▶ EXERCISE 1:
Reproduce word for word the passage of the court opinion running from "While the ALJ also" down to "Turkus' other ailments.".
▶ EXERCISE 2:
Render this sentence from the court opinion in Spanish: "The Court is mindful of the frustration and financial hardship that this has undoubtably imposed upon the claimant."

▶ EXCERPTED TEXT:

□ □ □ □

While the ALJ also took issue with a "paucity of treatment . . . indicat[ing] that the claimant's impairments were not severely limiting," this ignores a record replete with evidence to the contrary. AR at 204. As of October 2005, Turkus had been attending physical therapy twice per week and was taking prescription medications including Vicodin, Flexeril, Lidodern, and Hydrocodone. AR at 88, 99, 111, 240, 246. While the ALJ doubted Turkus' claims of neck, back and left knee pain because in May 2005 an independent medical examiner found "a disability of [Turkus'] right knee which would preclude him from performing the full duties of New York City firefighter," AR at 222, this does not address the existence of Turkus' other ailments.

Lastly, the ALJ erred in finding Turkus non-credible because "despite living in Staten Island the claimant is able to travel to downtown Brooklyn to see Dr. Xiao." AR at 204. Turkus's ability to travel to see Dr. Xiao is not indicative of his ability to perform sedentary work, therefore this was not a reasonable basis for questioning Turkus' credibility. See Balsamo v. Chater, 142 F.3d 75, 81-82 (2d Cir. 1998) ("a claimant need not be an invalid to be found disabled.") (citation omitted); see also Nelson v. Bowen, 882 F.2d 45, 49 (2d Cir. 1989) ("[w]hen a disabled person gamely chooses to endure pain in order to pursue important goals, it would be a shame to hold this endurance against him in determining benefits unless his conduct truly showed that he is capable of working."). Rather, the ALJ should have afforded Turkus "substantial credibility" in light of his eighteen year work history as a New York City firefighter. See Horan v. Astrue, 350 Fed. App'x 483, 485 (2d Cir. 2009) ("[a] claimant with a good work record is entitled to substantial credibility when claiming an inability to work because of a disability.") (citation omitted). Upon remand the ALJ is directed to make a credibility determination consistent with the requirements of 20 C.F.R. § 404.1529(c)(1)-(4).


This case has now been pending for over six years, evincing the "often painfully slow process by which disability determinations are made." Butts, 388 F.3d at 387. The Court is mindful of the frustration and financial hardship that this has undoubtably imposed upon the claimant. On the present record, even with its deficiencies, Turkus has satisfied his burden of showing disability, and the Commissioner has failed to satisfy his burden of proving Turkus' limitations did not preclude him from working altogether. Because the administrative record requires further development on this issue, however, remand is the appropriate remedy. See Rosa v. Callahan, 168 F.3d 72, 82-83 (2d Cir. 1999) (providing for remand where there are "gaps in the administrative record"). In light of the substantial delay that has transpired, the ALJ is directed to complete further administrative proceedings within 60 days and, if the ALJ again denies the claim, the Commissioner shall issue a final decision within 60 days of any appeal from that denial. If these deadlines are not met and the delay is not attributable to Turkus, a calculation of benefits owed Turkus must immediately be made. See Butts, 388 F.3d at 387(imposition of a time limit is appropriate where the issue is the ALJ's step five decision and remand could result in substantial additional delay); Hilsdorf v. Comm'r of Soc. Sec., 724 F. Supp. 2d 330, 356 (E.D.N.Y. 2010) (providing for calculation of benefits where deadlines are not met). For the foregoing reasons, the ALJ's decision is reversed and this case is remanded for further proceedings consistent with this opinion.

□ □ □ □

▶ GIVEN ENTRIES:
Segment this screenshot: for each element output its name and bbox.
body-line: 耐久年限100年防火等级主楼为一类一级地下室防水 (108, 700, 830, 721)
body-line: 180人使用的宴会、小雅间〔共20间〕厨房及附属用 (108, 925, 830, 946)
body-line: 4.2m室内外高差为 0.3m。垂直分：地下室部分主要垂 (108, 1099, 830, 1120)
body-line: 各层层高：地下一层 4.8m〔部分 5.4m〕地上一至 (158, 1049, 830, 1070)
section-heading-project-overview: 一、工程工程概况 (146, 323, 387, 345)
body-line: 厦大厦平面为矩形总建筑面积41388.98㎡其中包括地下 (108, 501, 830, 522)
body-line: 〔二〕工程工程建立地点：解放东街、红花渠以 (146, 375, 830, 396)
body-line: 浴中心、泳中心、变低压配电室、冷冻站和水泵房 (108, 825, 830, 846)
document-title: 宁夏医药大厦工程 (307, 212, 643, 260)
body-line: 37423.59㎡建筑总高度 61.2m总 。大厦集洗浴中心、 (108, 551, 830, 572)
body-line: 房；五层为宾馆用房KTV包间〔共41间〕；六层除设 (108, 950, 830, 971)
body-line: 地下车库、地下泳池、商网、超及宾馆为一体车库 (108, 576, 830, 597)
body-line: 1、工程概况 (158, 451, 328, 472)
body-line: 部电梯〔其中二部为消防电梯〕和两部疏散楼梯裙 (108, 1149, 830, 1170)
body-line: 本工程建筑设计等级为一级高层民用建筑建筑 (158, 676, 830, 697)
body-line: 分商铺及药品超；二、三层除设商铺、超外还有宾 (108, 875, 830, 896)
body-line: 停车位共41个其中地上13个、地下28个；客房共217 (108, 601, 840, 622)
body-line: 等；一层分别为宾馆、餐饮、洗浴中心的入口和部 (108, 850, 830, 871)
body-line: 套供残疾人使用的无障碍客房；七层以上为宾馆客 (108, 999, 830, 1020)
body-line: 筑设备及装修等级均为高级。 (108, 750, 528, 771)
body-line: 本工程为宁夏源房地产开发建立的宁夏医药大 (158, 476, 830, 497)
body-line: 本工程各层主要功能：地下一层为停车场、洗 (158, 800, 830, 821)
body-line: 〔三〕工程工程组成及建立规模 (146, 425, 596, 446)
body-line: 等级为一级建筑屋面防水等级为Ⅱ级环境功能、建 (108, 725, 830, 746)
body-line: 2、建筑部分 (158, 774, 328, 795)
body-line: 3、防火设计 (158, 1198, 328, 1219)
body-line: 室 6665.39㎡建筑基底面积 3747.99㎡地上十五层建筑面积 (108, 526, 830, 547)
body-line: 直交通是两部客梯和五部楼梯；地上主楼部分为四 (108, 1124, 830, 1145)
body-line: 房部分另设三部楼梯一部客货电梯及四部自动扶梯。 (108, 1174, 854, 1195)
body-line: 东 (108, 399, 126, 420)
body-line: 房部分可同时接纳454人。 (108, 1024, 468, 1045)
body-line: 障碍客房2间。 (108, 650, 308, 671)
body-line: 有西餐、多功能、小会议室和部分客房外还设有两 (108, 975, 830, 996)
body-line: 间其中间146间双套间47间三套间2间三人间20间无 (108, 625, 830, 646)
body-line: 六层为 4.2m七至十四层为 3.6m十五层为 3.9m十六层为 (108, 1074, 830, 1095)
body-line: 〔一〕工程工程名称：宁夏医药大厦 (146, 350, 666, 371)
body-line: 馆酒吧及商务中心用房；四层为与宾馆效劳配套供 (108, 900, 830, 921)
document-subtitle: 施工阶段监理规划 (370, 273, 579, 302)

□ □ □ □

▶ TASK ANSWER 1:
While the ALJ also took issue with a "paucity of treatment . . . indicat[ing] that the claimant's impairments were not severely limiting," this ignores a record replete with evidence to the contrary. AR at 204. As of October 2005, Turkus had been attending physical therapy twice per week and was taking prescription medications including Vicodin, Flexeril, Lidodern, and Hydrocodone. AR at 88, 99, 111, 240, 246. While the ALJ doubted Turkus' claims of neck, back and left knee pain because in May 2005 an independent medical examiner found "a disability of [Turkus'] right knee which would preclude him from performing the full duties of New York City firefighter," AR at 222, this does not address the existence of Turkus' other ailments.

▶ TASK ANSWER 2:
El Tribunal es consciente de la frustración y las dificultades económicas que esto, sin duda, le ha causado al solicitante.